** BEGIN DATASET ENTRIES **

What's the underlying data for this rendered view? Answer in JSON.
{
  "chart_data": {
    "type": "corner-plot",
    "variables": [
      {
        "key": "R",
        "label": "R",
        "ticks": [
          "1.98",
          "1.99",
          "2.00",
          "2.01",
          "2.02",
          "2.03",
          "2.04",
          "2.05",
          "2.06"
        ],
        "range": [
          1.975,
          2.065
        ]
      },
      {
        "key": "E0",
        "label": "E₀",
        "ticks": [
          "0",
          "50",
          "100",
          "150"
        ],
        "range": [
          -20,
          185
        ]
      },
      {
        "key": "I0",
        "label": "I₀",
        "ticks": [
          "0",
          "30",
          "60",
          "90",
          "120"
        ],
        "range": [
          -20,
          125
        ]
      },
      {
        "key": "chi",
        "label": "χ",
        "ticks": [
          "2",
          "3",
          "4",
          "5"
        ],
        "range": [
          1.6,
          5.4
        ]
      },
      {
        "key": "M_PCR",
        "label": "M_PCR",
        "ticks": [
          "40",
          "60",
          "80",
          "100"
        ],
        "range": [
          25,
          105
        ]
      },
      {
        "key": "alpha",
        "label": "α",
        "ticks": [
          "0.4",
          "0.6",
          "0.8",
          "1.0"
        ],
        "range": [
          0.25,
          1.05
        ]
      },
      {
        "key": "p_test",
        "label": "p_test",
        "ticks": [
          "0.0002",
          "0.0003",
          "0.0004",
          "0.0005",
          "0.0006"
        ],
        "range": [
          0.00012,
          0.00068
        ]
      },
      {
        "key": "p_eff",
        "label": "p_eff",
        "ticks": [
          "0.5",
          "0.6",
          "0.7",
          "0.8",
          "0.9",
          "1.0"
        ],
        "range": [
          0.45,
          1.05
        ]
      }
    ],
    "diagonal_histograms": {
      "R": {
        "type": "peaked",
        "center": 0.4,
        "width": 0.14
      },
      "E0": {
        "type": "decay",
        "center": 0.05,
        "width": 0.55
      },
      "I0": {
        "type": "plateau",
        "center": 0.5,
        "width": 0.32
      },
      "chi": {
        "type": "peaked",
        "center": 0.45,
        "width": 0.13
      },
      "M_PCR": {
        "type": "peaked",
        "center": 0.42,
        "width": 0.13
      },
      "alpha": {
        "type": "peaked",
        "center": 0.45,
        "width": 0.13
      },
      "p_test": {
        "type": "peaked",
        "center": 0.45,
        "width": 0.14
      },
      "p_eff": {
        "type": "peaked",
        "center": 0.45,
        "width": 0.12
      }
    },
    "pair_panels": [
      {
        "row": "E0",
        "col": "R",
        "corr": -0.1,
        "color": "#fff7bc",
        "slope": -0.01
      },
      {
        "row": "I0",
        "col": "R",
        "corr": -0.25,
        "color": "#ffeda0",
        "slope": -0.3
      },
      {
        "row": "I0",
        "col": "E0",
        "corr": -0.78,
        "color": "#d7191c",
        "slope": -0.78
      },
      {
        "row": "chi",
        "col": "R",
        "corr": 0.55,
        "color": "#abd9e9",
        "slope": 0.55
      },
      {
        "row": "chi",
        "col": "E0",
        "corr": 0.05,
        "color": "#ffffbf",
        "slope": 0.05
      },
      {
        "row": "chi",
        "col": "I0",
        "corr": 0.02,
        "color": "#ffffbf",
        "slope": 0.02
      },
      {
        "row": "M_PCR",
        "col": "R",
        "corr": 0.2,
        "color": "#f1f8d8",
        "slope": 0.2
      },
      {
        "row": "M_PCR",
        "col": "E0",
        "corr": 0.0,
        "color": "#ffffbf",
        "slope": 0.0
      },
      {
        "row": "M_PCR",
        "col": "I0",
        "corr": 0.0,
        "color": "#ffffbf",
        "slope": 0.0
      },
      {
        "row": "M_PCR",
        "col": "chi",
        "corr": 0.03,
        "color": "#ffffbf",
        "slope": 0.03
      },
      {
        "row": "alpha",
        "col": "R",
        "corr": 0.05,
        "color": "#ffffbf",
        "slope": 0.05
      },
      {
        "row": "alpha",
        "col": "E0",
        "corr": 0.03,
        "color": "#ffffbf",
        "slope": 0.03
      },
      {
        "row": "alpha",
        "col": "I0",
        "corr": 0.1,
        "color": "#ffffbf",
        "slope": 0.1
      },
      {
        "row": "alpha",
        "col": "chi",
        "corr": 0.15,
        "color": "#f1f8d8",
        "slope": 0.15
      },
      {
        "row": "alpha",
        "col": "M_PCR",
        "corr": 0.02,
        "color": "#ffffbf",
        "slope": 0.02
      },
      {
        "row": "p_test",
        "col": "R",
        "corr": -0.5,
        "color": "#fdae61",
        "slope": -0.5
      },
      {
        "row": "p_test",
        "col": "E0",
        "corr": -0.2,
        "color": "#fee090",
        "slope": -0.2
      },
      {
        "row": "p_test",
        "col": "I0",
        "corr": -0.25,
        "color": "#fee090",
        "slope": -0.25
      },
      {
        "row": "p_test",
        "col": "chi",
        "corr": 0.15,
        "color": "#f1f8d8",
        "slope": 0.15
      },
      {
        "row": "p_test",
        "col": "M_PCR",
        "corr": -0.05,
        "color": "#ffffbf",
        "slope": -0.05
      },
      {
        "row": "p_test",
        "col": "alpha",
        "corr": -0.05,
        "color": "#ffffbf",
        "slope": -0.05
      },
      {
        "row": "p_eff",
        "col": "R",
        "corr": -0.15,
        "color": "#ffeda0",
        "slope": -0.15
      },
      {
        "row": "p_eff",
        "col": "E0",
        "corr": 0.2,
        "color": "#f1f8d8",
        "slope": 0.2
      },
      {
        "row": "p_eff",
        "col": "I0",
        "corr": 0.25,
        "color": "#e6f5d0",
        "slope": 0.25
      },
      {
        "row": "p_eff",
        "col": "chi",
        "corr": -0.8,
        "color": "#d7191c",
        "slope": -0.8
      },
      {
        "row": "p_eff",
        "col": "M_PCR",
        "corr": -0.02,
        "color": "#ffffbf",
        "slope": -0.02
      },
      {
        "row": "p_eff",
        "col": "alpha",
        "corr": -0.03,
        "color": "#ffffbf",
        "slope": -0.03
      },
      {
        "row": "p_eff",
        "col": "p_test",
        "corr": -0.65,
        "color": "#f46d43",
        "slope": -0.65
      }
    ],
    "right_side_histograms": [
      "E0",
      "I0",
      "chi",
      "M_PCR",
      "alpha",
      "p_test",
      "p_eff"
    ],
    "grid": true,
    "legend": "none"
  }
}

** END DATASET ENTRIES **

▸ **SHORT EXERCISE**:
Select every line above that contains the word "label", and copy it.

▸ **WRITTEN RESPONSE**:
        "label": "R",
        "label": "E₀",
        "label": "I₀",
        "label": "χ",
        "label": "M_PCR",
        "label": "α",
        "label": "p_test",
        "label": "p_eff",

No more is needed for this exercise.